> _Data rows_:

= = = = = = =

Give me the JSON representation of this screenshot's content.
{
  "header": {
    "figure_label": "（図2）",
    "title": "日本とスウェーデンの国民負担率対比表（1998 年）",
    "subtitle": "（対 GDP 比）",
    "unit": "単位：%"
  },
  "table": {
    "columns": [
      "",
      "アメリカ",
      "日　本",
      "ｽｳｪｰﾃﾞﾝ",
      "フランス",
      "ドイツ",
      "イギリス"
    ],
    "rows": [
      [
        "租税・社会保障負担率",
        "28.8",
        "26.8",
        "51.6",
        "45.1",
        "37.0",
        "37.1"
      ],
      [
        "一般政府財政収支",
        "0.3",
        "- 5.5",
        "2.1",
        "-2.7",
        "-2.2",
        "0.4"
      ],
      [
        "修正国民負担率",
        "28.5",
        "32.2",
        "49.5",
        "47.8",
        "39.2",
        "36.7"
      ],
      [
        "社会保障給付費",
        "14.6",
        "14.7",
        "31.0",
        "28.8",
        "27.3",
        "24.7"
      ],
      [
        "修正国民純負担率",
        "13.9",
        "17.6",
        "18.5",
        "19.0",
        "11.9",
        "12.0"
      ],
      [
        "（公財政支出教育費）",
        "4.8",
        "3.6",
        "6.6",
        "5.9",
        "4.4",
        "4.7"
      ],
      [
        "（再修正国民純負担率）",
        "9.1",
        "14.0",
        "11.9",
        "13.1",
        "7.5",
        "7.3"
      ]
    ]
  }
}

= = = = = = =

> _Written request_: Print the material once more, exactly.

> _Written answer_:
Give me the JSON representation of this screenshot's content.
{
  "header": {
    "figure_label": "（図2）",
    "title": "日本とスウェーデンの国民負担率対比表（1998 年）",
    "subtitle": "（対 GDP 比）",
    "unit": "単位：%"
  },
  "table": {
    "columns": [
      "",
      "アメリカ",
      "日　本",
      "ｽｳｪｰﾃﾞﾝ",
      "フランス",
      "ドイツ",
      "イギリス"
    ],
    "rows": [
      [
        "租税・社会保障負担率",
        "28.8",
        "26.8",
        "51.6",
        "45.1",
        "37.0",
        "37.1"
      ],
      [
        "一般政府財政収支",
        "0.3",
        "- 5.5",
        "2.1",
        "-2.7",
        "-2.2",
        "0.4"
      ],
      [
        "修正国民負担率",
        "28.5",
        "32.2",
        "49.5",
        "47.8",
        "39.2",
        "36.7"
      ],
      [
        "社会保障給付費",
        "14.6",
        "14.7",
        "31.0",
        "28.8",
        "27.3",
        "24.7"
      ],
      [
        "修正国民純負担率",
        "13.9",
        "17.6",
        "18.5",
        "19.0",
        "11.9",
        "12.0"
      ],
      [
        "（公財政支出教育費）",
        "4.8",
        "3.6",
        "6.6",
        "5.9",
        "4.4",
        "4.7"
      ],
      [
        "（再修正国民純負担率）",
        "9.1",
        "14.0",
        "11.9",
        "13.1",
        "7.5",
        "7.3"
      ]
    ]
  }
}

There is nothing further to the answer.